Task item: Copy out the entries that follow. Leave none out.

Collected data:
==============================

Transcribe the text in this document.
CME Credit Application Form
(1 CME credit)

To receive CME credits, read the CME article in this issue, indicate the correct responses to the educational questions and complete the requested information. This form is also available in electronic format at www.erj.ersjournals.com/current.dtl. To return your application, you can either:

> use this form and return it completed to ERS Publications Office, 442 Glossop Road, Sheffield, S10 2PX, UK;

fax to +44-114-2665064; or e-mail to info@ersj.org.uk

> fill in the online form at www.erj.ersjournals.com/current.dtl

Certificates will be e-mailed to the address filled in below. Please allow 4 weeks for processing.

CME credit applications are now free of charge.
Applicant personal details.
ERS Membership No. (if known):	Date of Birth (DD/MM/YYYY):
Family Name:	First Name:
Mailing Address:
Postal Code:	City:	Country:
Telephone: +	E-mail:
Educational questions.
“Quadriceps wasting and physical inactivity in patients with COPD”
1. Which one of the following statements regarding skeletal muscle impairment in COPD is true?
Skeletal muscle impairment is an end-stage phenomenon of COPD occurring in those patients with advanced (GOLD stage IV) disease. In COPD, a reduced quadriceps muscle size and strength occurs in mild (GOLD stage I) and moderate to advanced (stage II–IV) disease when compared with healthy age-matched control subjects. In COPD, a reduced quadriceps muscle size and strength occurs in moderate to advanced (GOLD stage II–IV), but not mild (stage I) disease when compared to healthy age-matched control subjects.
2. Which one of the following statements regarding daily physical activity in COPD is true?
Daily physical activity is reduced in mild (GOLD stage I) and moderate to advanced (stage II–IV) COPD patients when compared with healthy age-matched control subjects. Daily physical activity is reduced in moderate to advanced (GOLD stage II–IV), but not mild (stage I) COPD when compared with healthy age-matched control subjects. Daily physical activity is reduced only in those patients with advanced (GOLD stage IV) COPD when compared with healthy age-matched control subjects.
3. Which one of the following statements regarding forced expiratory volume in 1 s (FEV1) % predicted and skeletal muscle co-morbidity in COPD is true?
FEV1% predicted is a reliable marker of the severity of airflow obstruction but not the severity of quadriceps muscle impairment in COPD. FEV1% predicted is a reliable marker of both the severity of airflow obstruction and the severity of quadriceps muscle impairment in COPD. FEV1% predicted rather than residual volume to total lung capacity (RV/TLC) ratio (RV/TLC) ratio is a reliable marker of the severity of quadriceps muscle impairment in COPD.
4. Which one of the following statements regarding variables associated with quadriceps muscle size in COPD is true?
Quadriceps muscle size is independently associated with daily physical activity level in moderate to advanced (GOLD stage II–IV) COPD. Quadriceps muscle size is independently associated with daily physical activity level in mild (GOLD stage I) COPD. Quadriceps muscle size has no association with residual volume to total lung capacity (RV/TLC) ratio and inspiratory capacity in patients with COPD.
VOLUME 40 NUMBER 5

==============================

Result below:
Transcribe the text in this document.
CME Credit Application Form
(1 CME credit)

To receive CME credits, read the CME article in this issue, indicate the correct responses to the educational questions and complete the requested information. This form is also available in electronic format at www.erj.ersjournals.com/current.dtl. To return your application, you can either:

> use this form and return it completed to ERS Publications Office, 442 Glossop Road, Sheffield, S10 2PX, UK;

fax to +44-114-2665064; or e-mail to info@ersj.org.uk

> fill in the online form at www.erj.ersjournals.com/current.dtl

Certificates will be e-mailed to the address filled in below. Please allow 4 weeks for processing.

CME credit applications are now free of charge.
Applicant personal details.
ERS Membership No. (if known):	Date of Birth (DD/MM/YYYY):
Family Name:	First Name:
Mailing Address:
Postal Code:	City:	Country:
Telephone: +	E-mail:
Educational questions.
“Quadriceps wasting and physical inactivity in patients with COPD”
1. Which one of the following statements regarding skeletal muscle impairment in COPD is true?
Skeletal muscle impairment is an end-stage phenomenon of COPD occurring in those patients with advanced (GOLD stage IV) disease. In COPD, a reduced quadriceps muscle size and strength occurs in mild (GOLD stage I) and moderate to advanced (stage II–IV) disease when compared with healthy age-matched control subjects. In COPD, a reduced quadriceps muscle size and strength occurs in moderate to advanced (GOLD stage II–IV), but not mild (stage I) disease when compared to healthy age-matched control subjects.
2. Which one of the following statements regarding daily physical activity in COPD is true?
Daily physical activity is reduced in mild (GOLD stage I) and moderate to advanced (stage II–IV) COPD patients when compared with healthy age-matched control subjects. Daily physical activity is reduced in moderate to advanced (GOLD stage II–IV), but not mild (stage I) COPD when compared with healthy age-matched control subjects. Daily physical activity is reduced only in those patients with advanced (GOLD stage IV) COPD when compared with healthy age-matched control subjects.
3. Which one of the following statements regarding forced expiratory volume in 1 s (FEV1) % predicted and skeletal muscle co-morbidity in COPD is true?
FEV1% predicted is a reliable marker of the severity of airflow obstruction but not the severity of quadriceps muscle impairment in COPD. FEV1% predicted is a reliable marker of both the severity of airflow obstruction and the severity of quadriceps muscle impairment in COPD. FEV1% predicted rather than residual volume to total lung capacity (RV/TLC) ratio (RV/TLC) ratio is a reliable marker of the severity of quadriceps muscle impairment in COPD.
4. Which one of the following statements regarding variables associated with quadriceps muscle size in COPD is true?
Quadriceps muscle size is independently associated with daily physical activity level in moderate to advanced (GOLD stage II–IV) COPD. Quadriceps muscle size is independently associated with daily physical activity level in mild (GOLD stage I) COPD. Quadriceps muscle size has no association with residual volume to total lung capacity (RV/TLC) ratio and inspiratory capacity in patients with COPD.
VOLUME 40 NUMBER 5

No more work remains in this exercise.